◆ What to work on
Your task is to repeat the entries exactly. Leave the pictures out.

◆ Records to process
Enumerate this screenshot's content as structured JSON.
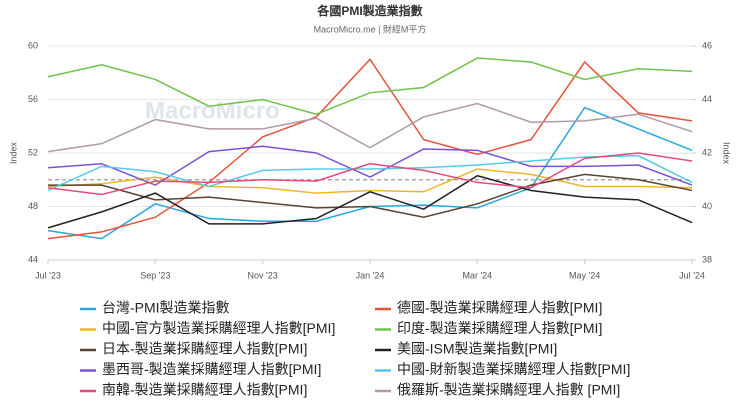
{
  "chart_data": {
    "type": "line",
    "title": "各國PMI製造業指數",
    "subtitle": "MacroMicro.me | 財經M平方",
    "watermark": "MacroMicro",
    "y_label": "Index",
    "y2_label": "Index",
    "categories": [
      "Jul '23",
      null,
      "Sep '23",
      null,
      "Nov '23",
      null,
      "Jan '24",
      null,
      "Mar '24",
      null,
      "May '24",
      null,
      "Jul '24"
    ],
    "ylim": [
      44,
      60
    ],
    "yticks": [
      44,
      48,
      52,
      56,
      60
    ],
    "y2lim": [
      38,
      46
    ],
    "y2ticks": [
      38,
      40,
      42,
      44,
      46
    ],
    "reference_line": 50,
    "legend": "bottom",
    "series": [
      {
        "name": "台灣-PMI製造業指數",
        "color": "#2aa6dd",
        "values": [
          46.2,
          45.6,
          48.2,
          47.1,
          46.9,
          46.9,
          48.0,
          48.1,
          47.9,
          49.4,
          55.4,
          53.8,
          52.2
        ]
      },
      {
        "name": "德國-製造業採購經理人指數[PMI]",
        "color": "#e5533a",
        "values": [
          45.6,
          46.1,
          47.2,
          49.8,
          53.2,
          54.7,
          59.0,
          53.0,
          51.9,
          53.0,
          58.8,
          55.0,
          54.4
        ]
      },
      {
        "name": "中國-官方製造業採購經理人指數[PMI]",
        "color": "#efb52a",
        "values": [
          49.5,
          49.7,
          50.2,
          49.5,
          49.4,
          49.0,
          49.2,
          49.1,
          50.8,
          50.4,
          49.5,
          49.5,
          49.4
        ]
      },
      {
        "name": "印度-製造業採購經理人指數[PMI]",
        "color": "#72c24a",
        "values": [
          57.7,
          58.6,
          57.5,
          55.5,
          56.0,
          54.9,
          56.5,
          56.9,
          59.1,
          58.8,
          57.5,
          58.3,
          58.1
        ]
      },
      {
        "name": "日本-製造業採購經理人指數[PMI]",
        "color": "#5b4331",
        "values": [
          49.6,
          49.6,
          48.5,
          48.7,
          48.3,
          47.9,
          48.0,
          47.2,
          48.2,
          49.6,
          50.4,
          50.0,
          49.2
        ]
      },
      {
        "name": "美國-ISM製造業指數[PMI]",
        "color": "#222222",
        "values": [
          46.4,
          47.6,
          49.0,
          46.7,
          46.7,
          47.1,
          49.1,
          47.8,
          50.3,
          49.2,
          48.7,
          48.5,
          46.8
        ]
      },
      {
        "name": "墨西哥-製造業採購經理人指數[PMI]",
        "color": "#7b52d6",
        "values": [
          50.9,
          51.2,
          49.6,
          52.1,
          52.5,
          52.0,
          50.2,
          52.3,
          52.2,
          51.0,
          51.0,
          51.1,
          49.6
        ]
      },
      {
        "name": "中國-財新製造業採購經理人指數[PMI]",
        "color": "#58c8e8",
        "values": [
          49.2,
          51.0,
          50.6,
          49.5,
          50.7,
          50.8,
          50.8,
          50.9,
          51.1,
          51.4,
          51.7,
          51.8,
          49.8
        ]
      },
      {
        "name": "南韓-製造業採購經理人指數[PMI]",
        "color": "#e74a7a",
        "values": [
          49.4,
          48.9,
          49.9,
          49.8,
          50.0,
          49.9,
          51.2,
          50.7,
          49.8,
          49.4,
          51.6,
          52.0,
          51.4
        ]
      },
      {
        "name": "俄羅斯-製造業採購經理人指數 [PMI]",
        "color": "#b09aa8",
        "values": [
          52.1,
          52.7,
          54.5,
          53.8,
          53.8,
          54.6,
          52.4,
          54.7,
          55.7,
          54.3,
          54.4,
          54.9,
          53.6
        ]
      }
    ]
  }
}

◆ Solution for this task
Enumerate this screenshot's content as structured JSON.
{
  "chart_data": {
    "type": "line",
    "title": "各國PMI製造業指數",
    "subtitle": "MacroMicro.me | 財經M平方",
    "watermark": "MacroMicro",
    "y_label": "Index",
    "y2_label": "Index",
    "categories": [
      "Jul '23",
      null,
      "Sep '23",
      null,
      "Nov '23",
      null,
      "Jan '24",
      null,
      "Mar '24",
      null,
      "May '24",
      null,
      "Jul '24"
    ],
    "ylim": [
      44,
      60
    ],
    "yticks": [
      44,
      48,
      52,
      56,
      60
    ],
    "y2lim": [
      38,
      46
    ],
    "y2ticks": [
      38,
      40,
      42,
      44,
      46
    ],
    "reference_line": 50,
    "legend": "bottom",
    "series": [
      {
        "name": "台灣-PMI製造業指數",
        "color": "#2aa6dd",
        "values": [
          46.2,
          45.6,
          48.2,
          47.1,
          46.9,
          46.9,
          48.0,
          48.1,
          47.9,
          49.4,
          55.4,
          53.8,
          52.2
        ]
      },
      {
        "name": "德國-製造業採購經理人指數[PMI]",
        "color": "#e5533a",
        "values": [
          45.6,
          46.1,
          47.2,
          49.8,
          53.2,
          54.7,
          59.0,
          53.0,
          51.9,
          53.0,
          58.8,
          55.0,
          54.4
        ]
      },
      {
        "name": "中國-官方製造業採購經理人指數[PMI]",
        "color": "#efb52a",
        "values": [
          49.5,
          49.7,
          50.2,
          49.5,
          49.4,
          49.0,
          49.2,
          49.1,
          50.8,
          50.4,
          49.5,
          49.5,
          49.4
        ]
      },
      {
        "name": "印度-製造業採購經理人指數[PMI]",
        "color": "#72c24a",
        "values": [
          57.7,
          58.6,
          57.5,
          55.5,
          56.0,
          54.9,
          56.5,
          56.9,
          59.1,
          58.8,
          57.5,
          58.3,
          58.1
        ]
      },
      {
        "name": "日本-製造業採購經理人指數[PMI]",
        "color": "#5b4331",
        "values": [
          49.6,
          49.6,
          48.5,
          48.7,
          48.3,
          47.9,
          48.0,
          47.2,
          48.2,
          49.6,
          50.4,
          50.0,
          49.2
        ]
      },
      {
        "name": "美國-ISM製造業指數[PMI]",
        "color": "#222222",
        "values": [
          46.4,
          47.6,
          49.0,
          46.7,
          46.7,
          47.1,
          49.1,
          47.8,
          50.3,
          49.2,
          48.7,
          48.5,
          46.8
        ]
      },
      {
        "name": "墨西哥-製造業採購經理人指數[PMI]",
        "color": "#7b52d6",
        "values": [
          50.9,
          51.2,
          49.6,
          52.1,
          52.5,
          52.0,
          50.2,
          52.3,
          52.2,
          51.0,
          51.0,
          51.1,
          49.6
        ]
      },
      {
        "name": "中國-財新製造業採購經理人指數[PMI]",
        "color": "#58c8e8",
        "values": [
          49.2,
          51.0,
          50.6,
          49.5,
          50.7,
          50.8,
          50.8,
          50.9,
          51.1,
          51.4,
          51.7,
          51.8,
          49.8
        ]
      },
      {
        "name": "南韓-製造業採購經理人指數[PMI]",
        "color": "#e74a7a",
        "values": [
          49.4,
          48.9,
          49.9,
          49.8,
          50.0,
          49.9,
          51.2,
          50.7,
          49.8,
          49.4,
          51.6,
          52.0,
          51.4
        ]
      },
      {
        "name": "俄羅斯-製造業採購經理人指數 [PMI]",
        "color": "#b09aa8",
        "values": [
          52.1,
          52.7,
          54.5,
          53.8,
          53.8,
          54.6,
          52.4,
          54.7,
          55.7,
          54.3,
          54.4,
          54.9,
          53.6
        ]
      }
    ]
  }
}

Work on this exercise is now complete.